Transcribe all the entries word for word, but omit the images.

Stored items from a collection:

## Start

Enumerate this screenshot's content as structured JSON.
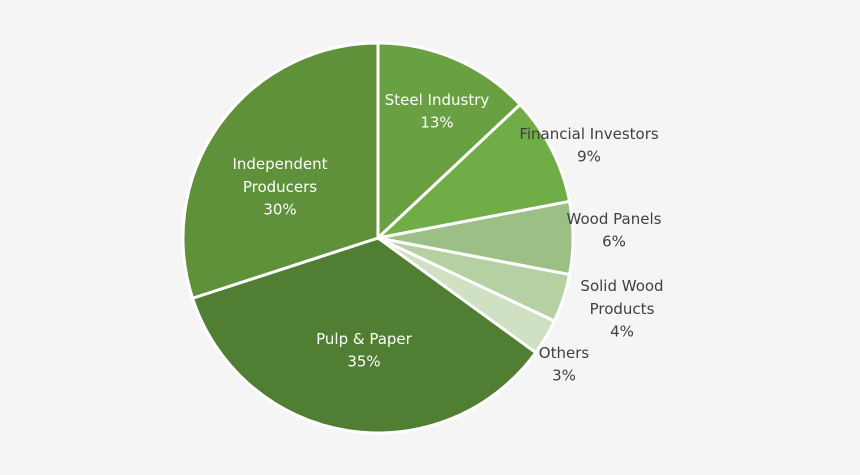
{
  "chart_data": {
    "type": "pie",
    "categories": [
      "Steel Industry",
      "Financial Investors",
      "Wood Panels",
      "Solid Wood Products",
      "Others",
      "Pulp & Paper",
      "Independent Producers"
    ],
    "values": [
      13,
      9,
      6,
      4,
      3,
      35,
      30
    ],
    "value_labels": [
      "13%",
      "9%",
      "6%",
      "4%",
      "3%",
      "35%",
      "30%"
    ],
    "colors": [
      "#69a042",
      "#70ad47",
      "#9bbf85",
      "#b5d0a2",
      "#cfe0c3",
      "#507e32",
      "#5e9139"
    ]
  }
}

## End

CORRECT RESULT:
Enumerate this screenshot's content as structured JSON.
{
  "chart_data": {
    "type": "pie",
    "categories": [
      "Steel Industry",
      "Financial Investors",
      "Wood Panels",
      "Solid Wood Products",
      "Others",
      "Pulp & Paper",
      "Independent Producers"
    ],
    "values": [
      13,
      9,
      6,
      4,
      3,
      35,
      30
    ],
    "value_labels": [
      "13%",
      "9%",
      "6%",
      "4%",
      "3%",
      "35%",
      "30%"
    ],
    "colors": [
      "#69a042",
      "#70ad47",
      "#9bbf85",
      "#b5d0a2",
      "#cfe0c3",
      "#507e32",
      "#5e9139"
    ]
  }
}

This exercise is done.